▶ **Set problem**
Go through the listing beneath this task and return every line that carries the string "caption".

** Start of Records for processing **

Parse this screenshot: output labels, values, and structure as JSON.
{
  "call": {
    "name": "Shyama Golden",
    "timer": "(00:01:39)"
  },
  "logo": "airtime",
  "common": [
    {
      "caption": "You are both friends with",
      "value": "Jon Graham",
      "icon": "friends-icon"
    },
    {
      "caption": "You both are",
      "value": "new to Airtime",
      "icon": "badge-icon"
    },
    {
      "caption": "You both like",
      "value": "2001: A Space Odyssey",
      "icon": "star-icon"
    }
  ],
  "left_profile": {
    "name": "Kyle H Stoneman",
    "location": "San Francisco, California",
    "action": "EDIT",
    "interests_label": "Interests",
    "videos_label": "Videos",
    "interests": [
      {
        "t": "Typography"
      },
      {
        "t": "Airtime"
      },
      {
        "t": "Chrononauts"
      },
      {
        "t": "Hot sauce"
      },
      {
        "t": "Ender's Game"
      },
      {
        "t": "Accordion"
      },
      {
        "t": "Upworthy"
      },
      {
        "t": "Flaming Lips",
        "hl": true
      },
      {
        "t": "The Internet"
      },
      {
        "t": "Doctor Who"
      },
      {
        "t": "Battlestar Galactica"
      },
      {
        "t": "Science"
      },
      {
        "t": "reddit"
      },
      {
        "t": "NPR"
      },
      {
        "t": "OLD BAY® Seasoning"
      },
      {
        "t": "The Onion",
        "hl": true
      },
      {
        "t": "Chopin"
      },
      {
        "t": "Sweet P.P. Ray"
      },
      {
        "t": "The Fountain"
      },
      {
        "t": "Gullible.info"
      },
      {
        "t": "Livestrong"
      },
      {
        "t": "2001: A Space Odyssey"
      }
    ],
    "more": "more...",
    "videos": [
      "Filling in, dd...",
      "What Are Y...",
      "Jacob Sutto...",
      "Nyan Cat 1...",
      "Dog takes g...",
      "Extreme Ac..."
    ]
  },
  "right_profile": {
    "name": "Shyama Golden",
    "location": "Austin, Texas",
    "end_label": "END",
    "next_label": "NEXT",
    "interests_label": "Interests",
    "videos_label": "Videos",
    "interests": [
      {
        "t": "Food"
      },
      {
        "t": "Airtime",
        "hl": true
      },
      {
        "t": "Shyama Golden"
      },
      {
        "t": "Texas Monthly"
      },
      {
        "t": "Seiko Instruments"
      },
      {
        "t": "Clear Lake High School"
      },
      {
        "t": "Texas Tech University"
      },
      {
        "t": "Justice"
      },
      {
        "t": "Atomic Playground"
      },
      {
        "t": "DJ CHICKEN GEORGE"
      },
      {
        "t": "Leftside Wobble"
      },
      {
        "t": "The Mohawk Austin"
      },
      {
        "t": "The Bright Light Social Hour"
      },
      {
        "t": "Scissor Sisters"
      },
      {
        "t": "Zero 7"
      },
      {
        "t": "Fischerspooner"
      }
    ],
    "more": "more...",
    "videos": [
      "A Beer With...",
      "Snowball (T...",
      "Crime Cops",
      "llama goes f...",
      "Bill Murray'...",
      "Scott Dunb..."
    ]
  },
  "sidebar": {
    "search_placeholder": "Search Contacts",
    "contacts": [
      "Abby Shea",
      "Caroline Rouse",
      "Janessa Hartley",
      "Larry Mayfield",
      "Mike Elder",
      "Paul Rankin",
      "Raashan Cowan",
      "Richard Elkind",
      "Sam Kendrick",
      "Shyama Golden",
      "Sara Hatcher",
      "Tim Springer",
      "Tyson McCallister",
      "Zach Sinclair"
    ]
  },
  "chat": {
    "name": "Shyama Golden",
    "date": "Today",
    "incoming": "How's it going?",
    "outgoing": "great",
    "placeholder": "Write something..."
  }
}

** End of Records for processing **

▶ **Task solution**
      "caption": "You are both friends with",
      "caption": "You both are",
      "caption": "You both like",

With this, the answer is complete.